Required work: Write the number of lines holding the word "Глебова", and nothing else.

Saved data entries
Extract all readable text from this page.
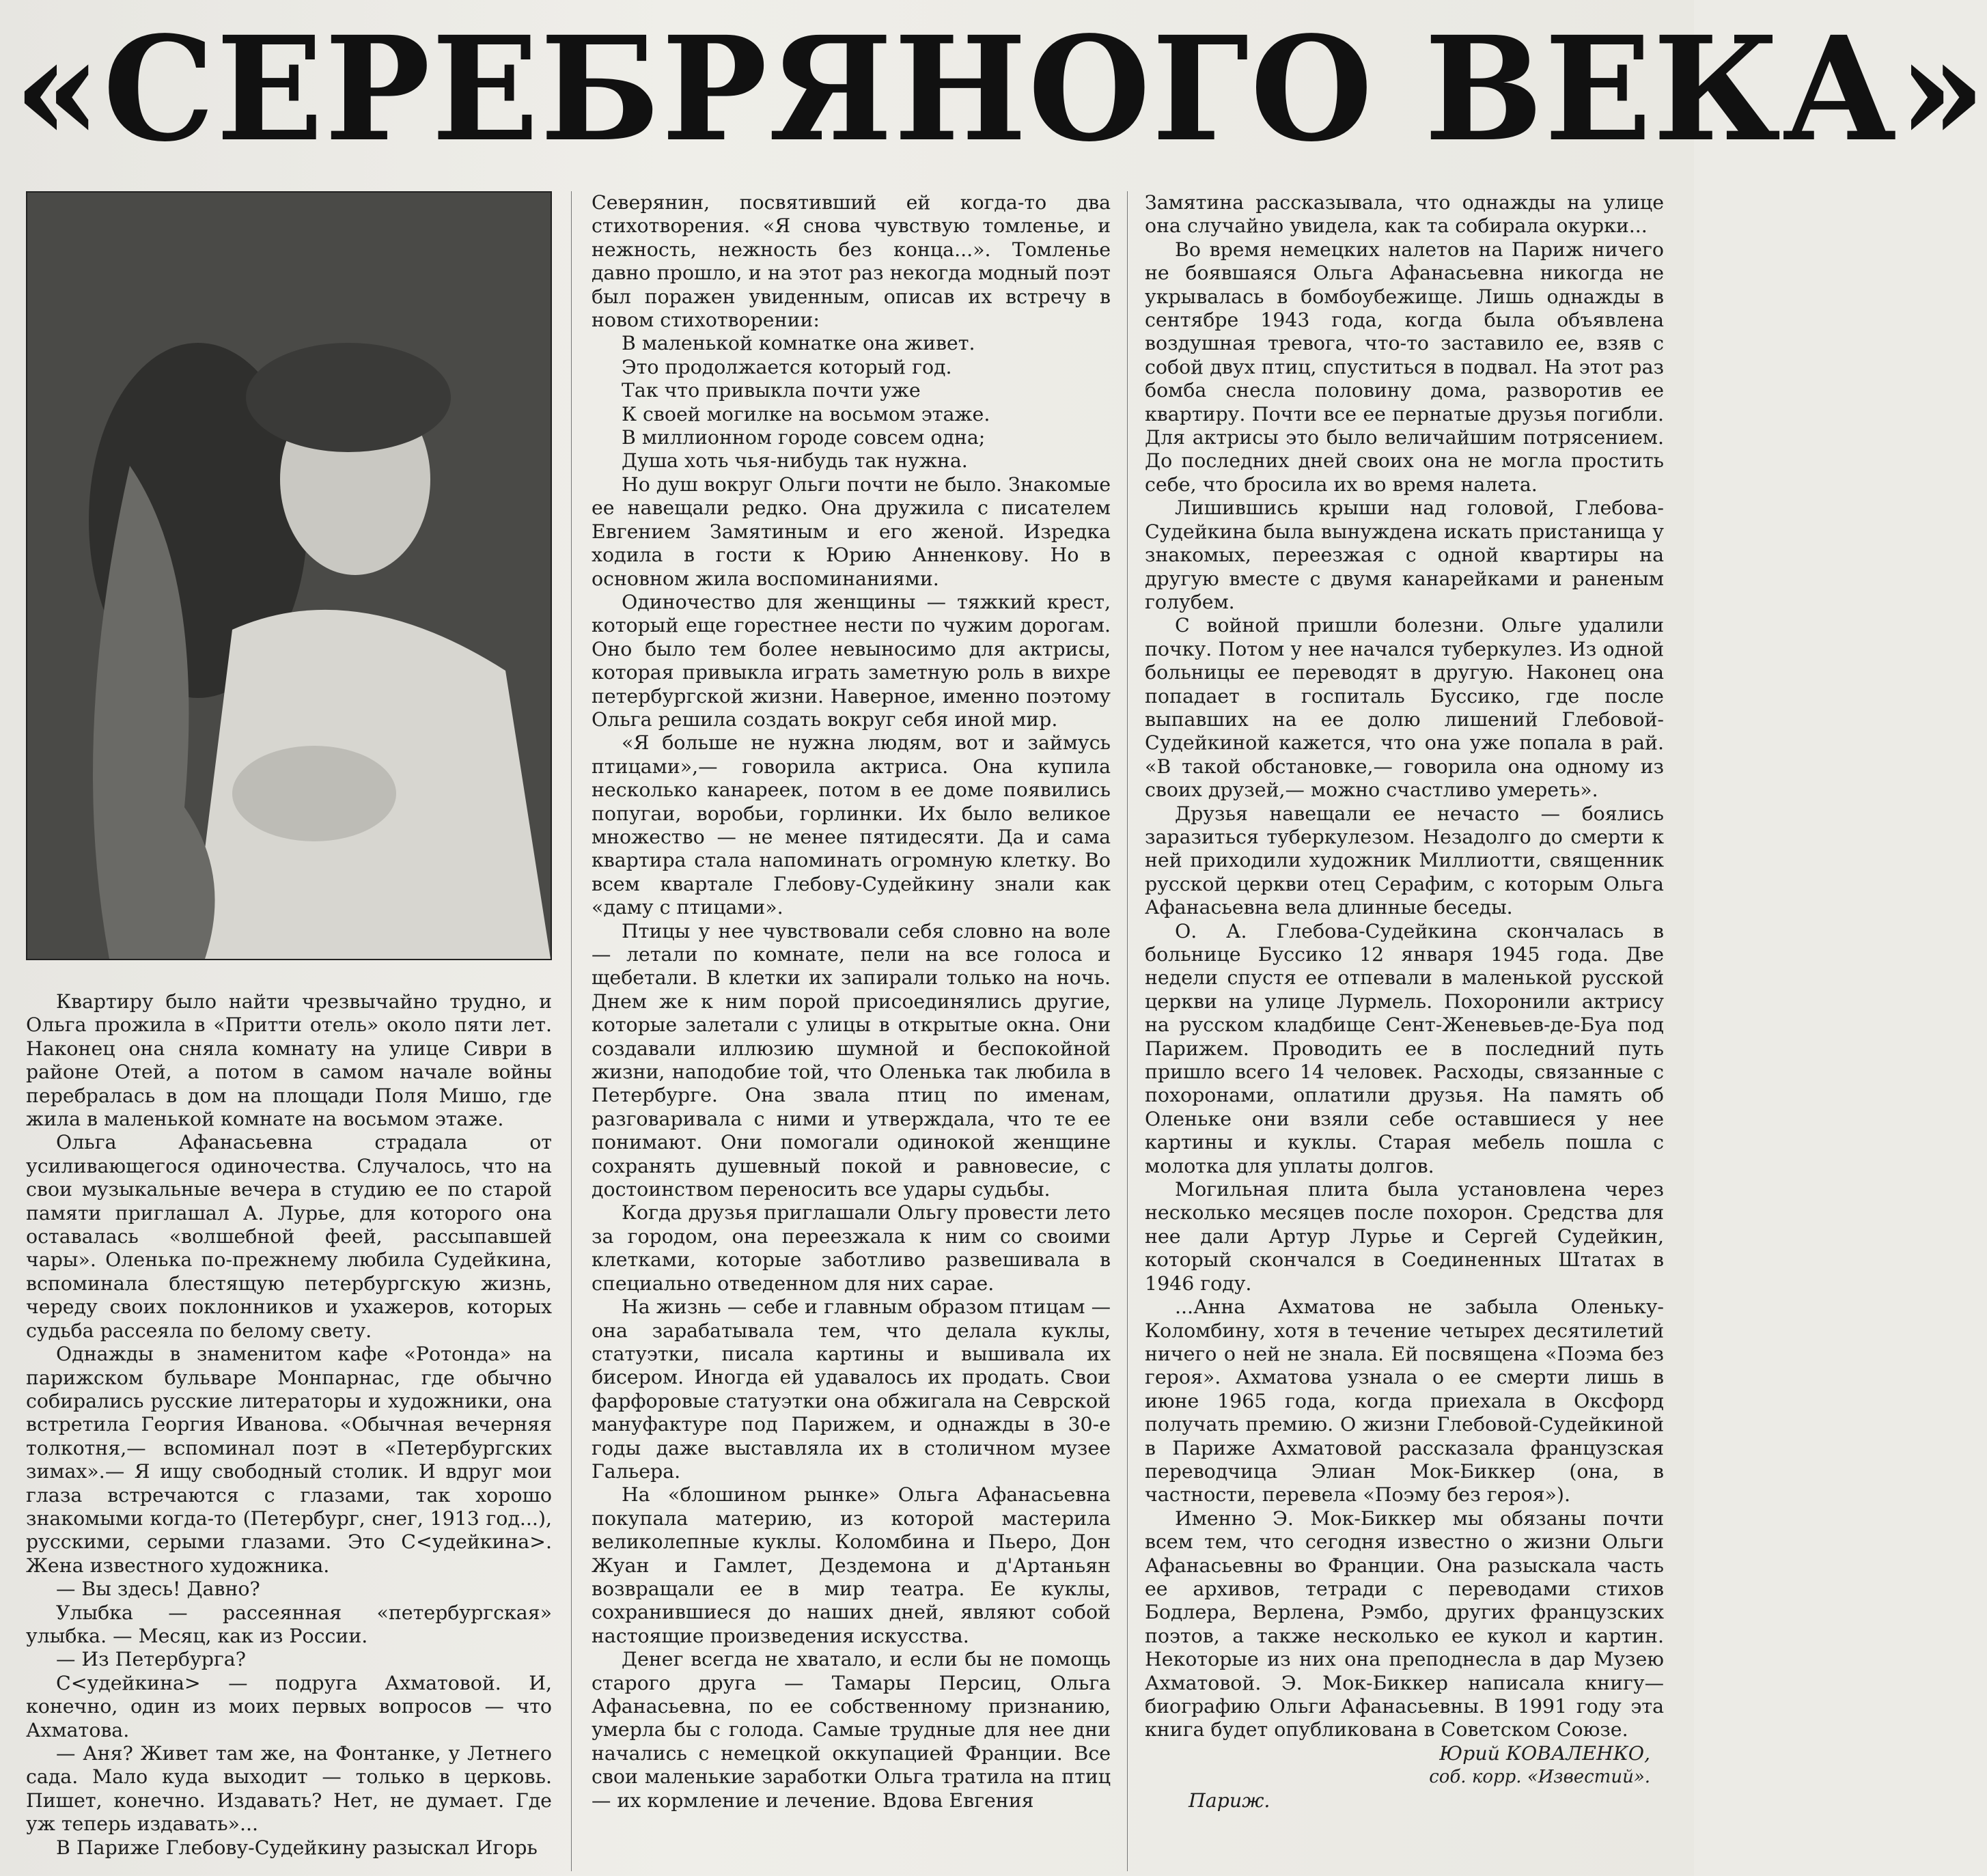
«СЕРЕБРЯНОГО ВЕКА»

Квартиру было найти чрезвычайно трудно, и Ольга прожила в «Притти отель» около пяти лет. Наконец она сняла комнату на улице Сиври в районе Отей, а потом в самом начале войны перебралась в дом на площади Поля Мишо, где жила в маленькой комнате на восьмом этаже.

Ольга Афанасьевна страдала от усиливающегося одиночества. Случалось, что на свои музыкальные вечера в студию ее по старой памяти приглашал А. Лурье, для которого она оставалась «волшебной феей, рассыпавшей чары». Оленька по-прежнему любила Судейкина, вспоминала блестящую петербургскую жизнь, череду своих поклонников и ухажеров, которых судьба рассеяла по белому свету.

Однажды в знаменитом кафе «Ротонда» на парижском бульваре Монпарнас, где обычно собирались русские литераторы и художники, она встретила Георгия Иванова. «Обычная вечерняя толкотня,— вспоминал поэт в «Петербургских зимах».— Я ищу свободный столик. И вдруг мои глаза встречаются с глазами, так хорошо знакомыми когда-то (Петербург, снег, 1913 год...), русскими, серыми глазами. Это С<удейкина>. Жена известного художника.

— Вы здесь! Давно?

Улыбка — рассеянная «петербургская» улыбка. — Месяц, как из России.

— Из Петербурга?

С<удейкина> — подруга Ахматовой. И, конечно, один из моих первых вопросов — что Ахматова.

— Аня? Живет там же, на Фонтанке, у Летнего сада. Мало куда выходит — только в церковь. Пишет, конечно. Издавать? Нет, не думает. Где уж теперь издавать»...

В Париже Глебову-Судейкину разыскал Игорь

Северянин, посвятивший ей когда-то два стихотворения. «Я снова чувствую томленье, и нежность, нежность без конца...». Томленье давно прошло, и на этот раз некогда модный поэт был поражен увиденным, описав их встречу в новом стихотворении:

В маленькой комнатке она живет.

Это продолжается который год.

Так что привыкла почти уже

К своей могилке на восьмом этаже.

В миллионном городе совсем одна;

Душа хоть чья-нибудь так нужна.

Но душ вокруг Ольги почти не было. Знакомые ее навещали редко. Она дружила с писателем Евгением Замятиным и его женой. Изредка ходила в гости к Юрию Анненкову. Но в основном жила воспоминаниями.

Одиночество для женщины — тяжкий крест, который еще горестнее нести по чужим дорогам. Оно было тем более невыносимо для актрисы, которая привыкла играть заметную роль в вихре петербургской жизни. Наверное, именно поэтому Ольга решила создать вокруг себя иной мир.

«Я больше не нужна людям, вот и займусь птицами»,— говорила актриса. Она купила несколько канареек, потом в ее доме появились попугаи, воробьи, горлинки. Их было великое множество — не менее пятидесяти. Да и сама квартира стала напоминать огромную клетку. Во всем квартале Глебову-Судейкину знали как «даму с птицами».

Птицы у нее чувствовали себя словно на воле — летали по комнате, пели на все голоса и щебетали. В клетки их запирали только на ночь. Днем же к ним порой присоединялись другие, которые залетали с улицы в открытые окна. Они создавали иллюзию шумной и беспокойной жизни, наподобие той, что Оленька так любила в Петербурге. Она звала птиц по именам, разговаривала с ними и утверждала, что те ее понимают. Они помогали одинокой женщине сохранять душевный покой и равновесие, с достоинством переносить все удары судьбы.

Когда друзья приглашали Ольгу провести лето за городом, она переезжала к ним со своими клетками, которые заботливо развешивала в специально отведенном для них сарае.

На жизнь — себе и главным образом птицам — она зарабатывала тем, что делала куклы, статуэтки, писала картины и вышивала их бисером. Иногда ей удавалось их продать. Свои фарфоровые статуэтки она обжигала на Севрской мануфактуре под Парижем, и однажды в 30-е годы даже выставляла их в столичном музее Гальера.

На «блошином рынке» Ольга Афанасьевна покупала материю, из которой мастерила великолепные куклы. Коломбина и Пьеро, Дон Жуан и Гамлет, Дездемона и д'Артаньян возвращали ее в мир театра. Ее куклы, сохранившиеся до наших дней, являют собой настоящие произведения искусства.

Денег всегда не хватало, и если бы не помощь старого друга — Тамары Персиц, Ольга Афанасьевна, по ее собственному признанию, умерла бы с голода. Самые трудные для нее дни начались с немецкой оккупацией Франции. Все свои маленькие заработки Ольга тратила на птиц — их кормление и лечение. Вдова Евгения

Замятина рассказывала, что однажды на улице она случайно увидела, как та собирала окурки...

Во время немецких налетов на Париж ничего не боявшаяся Ольга Афанасьевна никогда не укрывалась в бомбоубежище. Лишь однажды в сентябре 1943 года, когда была объявлена воздушная тревога, что-то заставило ее, взяв с собой двух птиц, спуститься в подвал. На этот раз бомба снесла половину дома, разворотив ее квартиру. Почти все ее пернатые друзья погибли. Для актрисы это было величайшим потрясением. До последних дней своих она не могла простить себе, что бросила их во время налета.

Лишившись крыши над головой, Глебова-Судейкина была вынуждена искать пристанища у знакомых, переезжая с одной квартиры на другую вместе с двумя канарейками и раненым голубем.

С войной пришли болезни. Ольге удалили почку. Потом у нее начался туберкулез. Из одной больницы ее переводят в другую. Наконец она попадает в госпиталь Буссико, где после выпавших на ее долю лишений Глебовой-Судейкиной кажется, что она уже попала в рай. «В такой обстановке,— говорила она одному из своих друзей,— можно счастливо умереть».

Друзья навещали ее нечасто — боялись заразиться туберкулезом. Незадолго до смерти к ней приходили художник Миллиотти, священник русской церкви отец Серафим, с которым Ольга Афанасьевна вела длинные беседы.

О. А. Глебова-Судейкина скончалась в больнице Буссико 12 января 1945 года. Две недели спустя ее отпевали в маленькой русской церкви на улице Лурмель. Похоронили актрису на русском кладбище Сент-Женевьев-де-Буа под Парижем. Проводить ее в последний путь пришло всего 14 человек. Расходы, связанные с похоронами, оплатили друзья. На память об Оленьке они взяли себе оставшиеся у нее картины и куклы. Старая мебель пошла с молотка для уплаты долгов.

Могильная плита была установлена через несколько месяцев после похорон. Средства для нее дали Артур Лурье и Сергей Судейкин, который скончался в Соединенных Штатах в 1946 году.

...Анна Ахматова не забыла Оленьку-Коломбину, хотя в течение четырех десятилетий ничего о ней не знала. Ей посвящена «Поэма без героя». Ахматова узнала о ее смерти лишь в июне 1965 года, когда приехала в Оксфорд получать премию. О жизни Глебовой-Судейкиной в Париже Ахматовой рассказала французская переводчица Элиан Мок-Биккер (она, в частности, перевела «Поэму без героя»).

Именно Э. Мок-Биккер мы обязаны почти всем тем, что сегодня известно о жизни Ольги Афанасьевны во Франции. Она разыскала часть ее архивов, тетради с переводами стихов Бодлера, Верлена, Рэмбо, других французских поэтов, а также несколько ее кукол и картин. Некоторые из них она преподнесла в дар Музею Ахматовой. Э. Мок-Биккер написала книгу—биографию Ольги Афанасьевны. В 1991 году эта книга будет опубликована в Советском Союзе.

Юрий КОВАЛЕНКО,

соб. корр. «Известий».

Париж.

Completed task: 2